# Request:
Check every line of the data below for the string "nurse", and copy the ones that hold it.

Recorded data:
-------

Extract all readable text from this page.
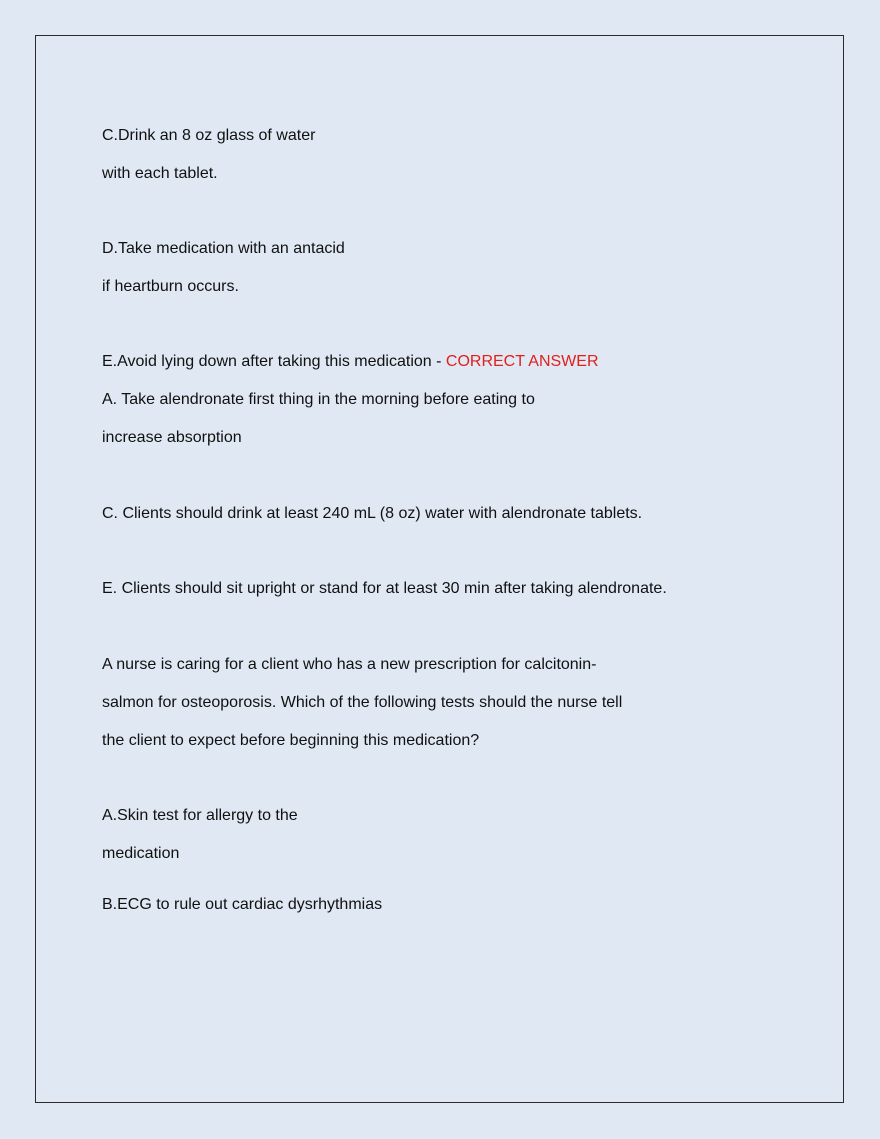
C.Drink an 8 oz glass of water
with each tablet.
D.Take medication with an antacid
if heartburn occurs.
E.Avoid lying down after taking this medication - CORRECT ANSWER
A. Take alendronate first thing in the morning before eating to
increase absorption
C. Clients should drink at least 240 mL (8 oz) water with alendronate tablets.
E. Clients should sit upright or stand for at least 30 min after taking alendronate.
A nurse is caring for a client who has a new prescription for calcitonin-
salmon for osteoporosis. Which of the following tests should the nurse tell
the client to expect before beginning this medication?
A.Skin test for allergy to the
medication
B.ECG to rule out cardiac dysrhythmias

-------

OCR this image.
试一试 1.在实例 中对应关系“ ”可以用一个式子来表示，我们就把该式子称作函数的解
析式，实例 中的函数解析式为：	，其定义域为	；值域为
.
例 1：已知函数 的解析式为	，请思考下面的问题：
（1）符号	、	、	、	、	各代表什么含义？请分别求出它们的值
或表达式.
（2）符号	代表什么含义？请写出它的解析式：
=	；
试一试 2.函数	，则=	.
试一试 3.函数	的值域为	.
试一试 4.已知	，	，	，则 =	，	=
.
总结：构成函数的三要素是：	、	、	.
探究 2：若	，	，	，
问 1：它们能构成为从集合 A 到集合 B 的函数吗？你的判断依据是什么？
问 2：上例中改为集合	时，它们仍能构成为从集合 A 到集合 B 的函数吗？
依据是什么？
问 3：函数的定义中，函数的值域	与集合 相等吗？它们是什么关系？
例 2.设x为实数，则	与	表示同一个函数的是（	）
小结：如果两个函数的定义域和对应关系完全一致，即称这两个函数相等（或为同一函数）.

-------

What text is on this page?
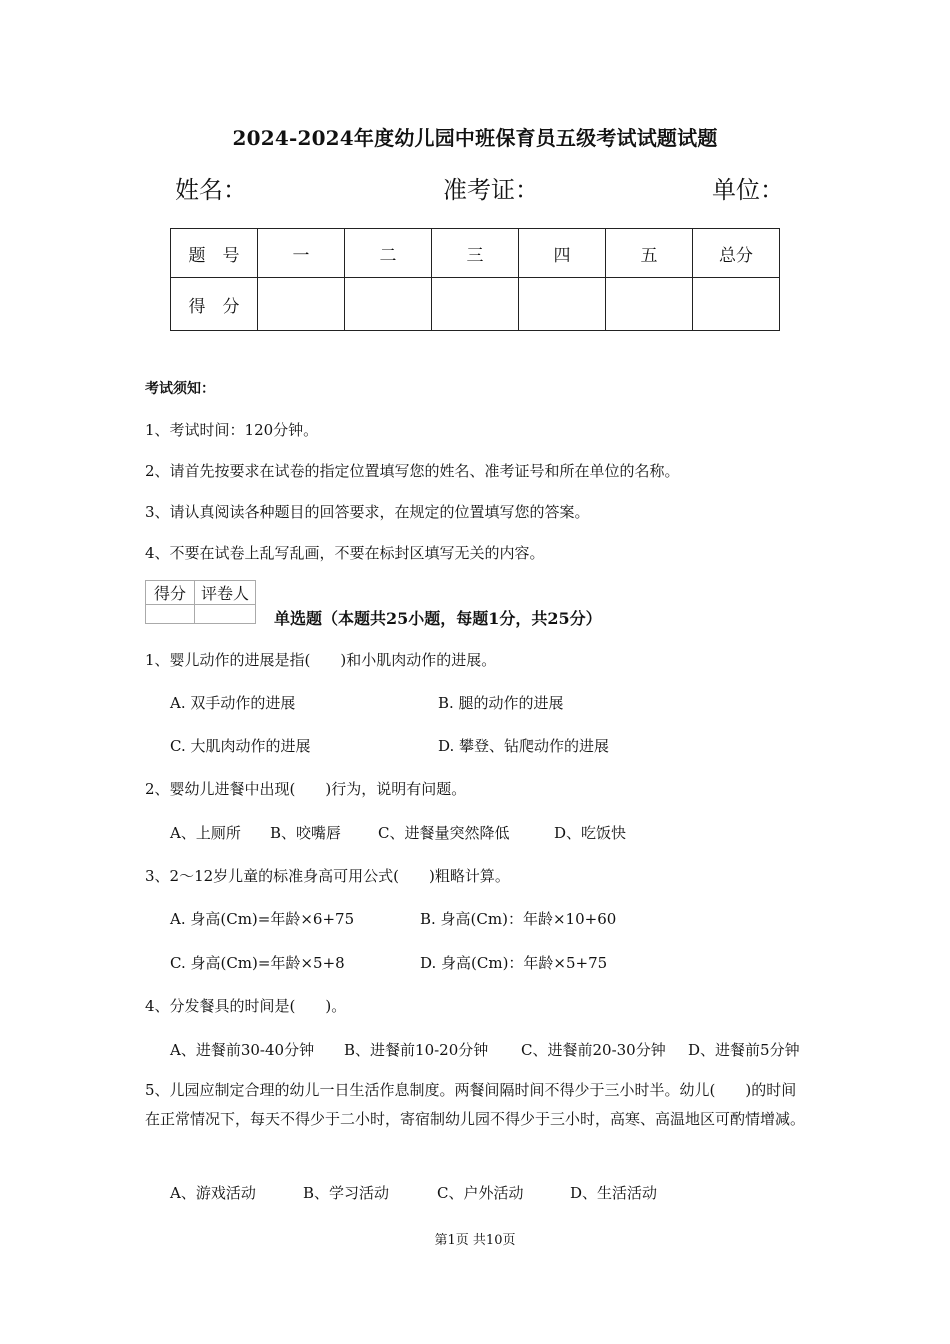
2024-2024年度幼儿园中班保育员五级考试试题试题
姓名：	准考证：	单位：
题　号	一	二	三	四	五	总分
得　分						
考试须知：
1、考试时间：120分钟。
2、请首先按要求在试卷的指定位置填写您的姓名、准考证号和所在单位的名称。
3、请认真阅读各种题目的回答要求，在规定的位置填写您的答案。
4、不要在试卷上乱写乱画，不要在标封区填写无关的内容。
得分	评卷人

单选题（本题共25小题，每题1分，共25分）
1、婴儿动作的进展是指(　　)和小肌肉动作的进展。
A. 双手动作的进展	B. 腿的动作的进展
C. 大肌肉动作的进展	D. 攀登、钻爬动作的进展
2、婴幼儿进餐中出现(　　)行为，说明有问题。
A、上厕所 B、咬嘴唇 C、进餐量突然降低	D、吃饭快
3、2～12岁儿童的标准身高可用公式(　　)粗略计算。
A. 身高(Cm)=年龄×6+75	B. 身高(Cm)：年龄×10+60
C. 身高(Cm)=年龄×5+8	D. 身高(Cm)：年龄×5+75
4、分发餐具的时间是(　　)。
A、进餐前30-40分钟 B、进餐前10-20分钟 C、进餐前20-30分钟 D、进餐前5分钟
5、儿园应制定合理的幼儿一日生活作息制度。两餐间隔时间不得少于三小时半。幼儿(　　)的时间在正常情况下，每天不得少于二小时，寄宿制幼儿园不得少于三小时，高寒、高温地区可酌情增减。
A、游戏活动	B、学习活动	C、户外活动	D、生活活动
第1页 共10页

-------

# Output of the exercise:
A nurse is caring for a client who has a new prescription for calcitonin-
salmon for osteoporosis. Which of the following tests should the nurse tell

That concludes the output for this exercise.